Set problem: Repeat every line exactly, keeping the pictures out of the copy.

Provided data:
::::
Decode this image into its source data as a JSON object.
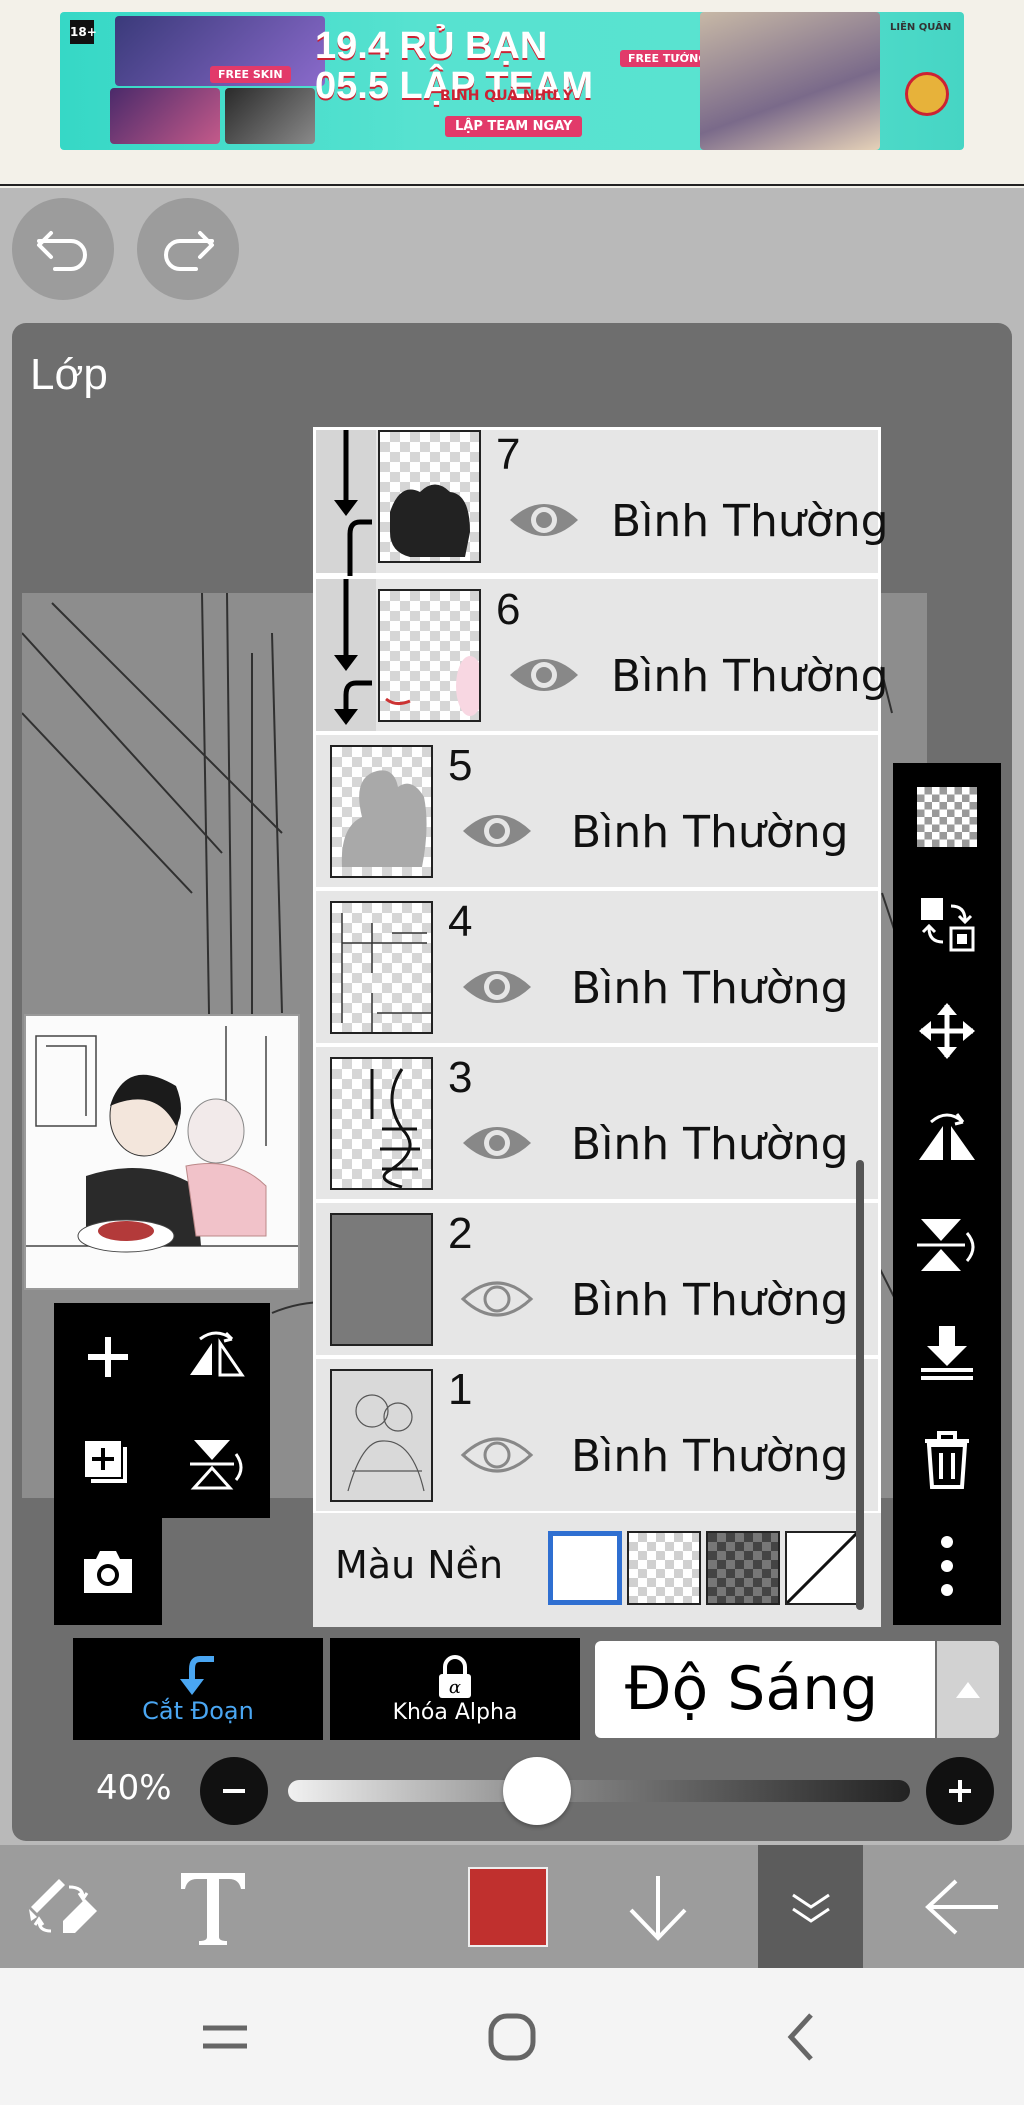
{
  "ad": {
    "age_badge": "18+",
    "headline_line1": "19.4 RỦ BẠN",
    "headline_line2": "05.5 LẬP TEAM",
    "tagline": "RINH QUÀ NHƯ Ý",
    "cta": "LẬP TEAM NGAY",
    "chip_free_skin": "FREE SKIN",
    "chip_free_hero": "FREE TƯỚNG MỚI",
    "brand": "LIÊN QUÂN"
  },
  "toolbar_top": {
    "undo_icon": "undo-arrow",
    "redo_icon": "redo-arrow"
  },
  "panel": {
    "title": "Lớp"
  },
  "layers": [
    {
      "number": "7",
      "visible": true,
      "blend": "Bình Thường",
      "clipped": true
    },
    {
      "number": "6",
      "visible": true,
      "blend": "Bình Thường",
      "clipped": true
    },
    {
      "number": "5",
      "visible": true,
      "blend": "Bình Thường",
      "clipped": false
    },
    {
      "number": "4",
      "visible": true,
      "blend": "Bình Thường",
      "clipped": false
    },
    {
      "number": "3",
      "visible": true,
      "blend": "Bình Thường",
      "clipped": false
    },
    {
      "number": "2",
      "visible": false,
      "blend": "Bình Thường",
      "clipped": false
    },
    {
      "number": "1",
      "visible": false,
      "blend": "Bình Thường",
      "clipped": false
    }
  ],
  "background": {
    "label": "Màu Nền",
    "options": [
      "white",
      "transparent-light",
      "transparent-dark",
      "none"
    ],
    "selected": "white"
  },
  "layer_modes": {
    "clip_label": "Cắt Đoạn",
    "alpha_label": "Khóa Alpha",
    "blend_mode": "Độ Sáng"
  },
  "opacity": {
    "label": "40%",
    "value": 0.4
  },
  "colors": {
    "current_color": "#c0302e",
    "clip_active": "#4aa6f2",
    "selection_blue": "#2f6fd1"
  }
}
::::
Output:
Decode this image into its source data as a JSON object.
{
  "ad": {
    "age_badge": "18+",
    "headline_line1": "19.4 RỦ BẠN",
    "headline_line2": "05.5 LẬP TEAM",
    "tagline": "RINH QUÀ NHƯ Ý",
    "cta": "LẬP TEAM NGAY",
    "chip_free_skin": "FREE SKIN",
    "chip_free_hero": "FREE TƯỚNG MỚI",
    "brand": "LIÊN QUÂN"
  },
  "toolbar_top": {
    "undo_icon": "undo-arrow",
    "redo_icon": "redo-arrow"
  },
  "panel": {
    "title": "Lớp"
  },
  "layers": [
    {
      "number": "7",
      "visible": true,
      "blend": "Bình Thường",
      "clipped": true
    },
    {
      "number": "6",
      "visible": true,
      "blend": "Bình Thường",
      "clipped": true
    },
    {
      "number": "5",
      "visible": true,
      "blend": "Bình Thường",
      "clipped": false
    },
    {
      "number": "4",
      "visible": true,
      "blend": "Bình Thường",
      "clipped": false
    },
    {
      "number": "3",
      "visible": true,
      "blend": "Bình Thường",
      "clipped": false
    },
    {
      "number": "2",
      "visible": false,
      "blend": "Bình Thường",
      "clipped": false
    },
    {
      "number": "1",
      "visible": false,
      "blend": "Bình Thường",
      "clipped": false
    }
  ],
  "background": {
    "label": "Màu Nền",
    "options": [
      "white",
      "transparent-light",
      "transparent-dark",
      "none"
    ],
    "selected": "white"
  },
  "layer_modes": {
    "clip_label": "Cắt Đoạn",
    "alpha_label": "Khóa Alpha",
    "blend_mode": "Độ Sáng"
  },
  "opacity": {
    "label": "40%",
    "value": 0.4
  },
  "colors": {
    "current_color": "#c0302e",
    "clip_active": "#4aa6f2",
    "selection_blue": "#2f6fd1"
  }
}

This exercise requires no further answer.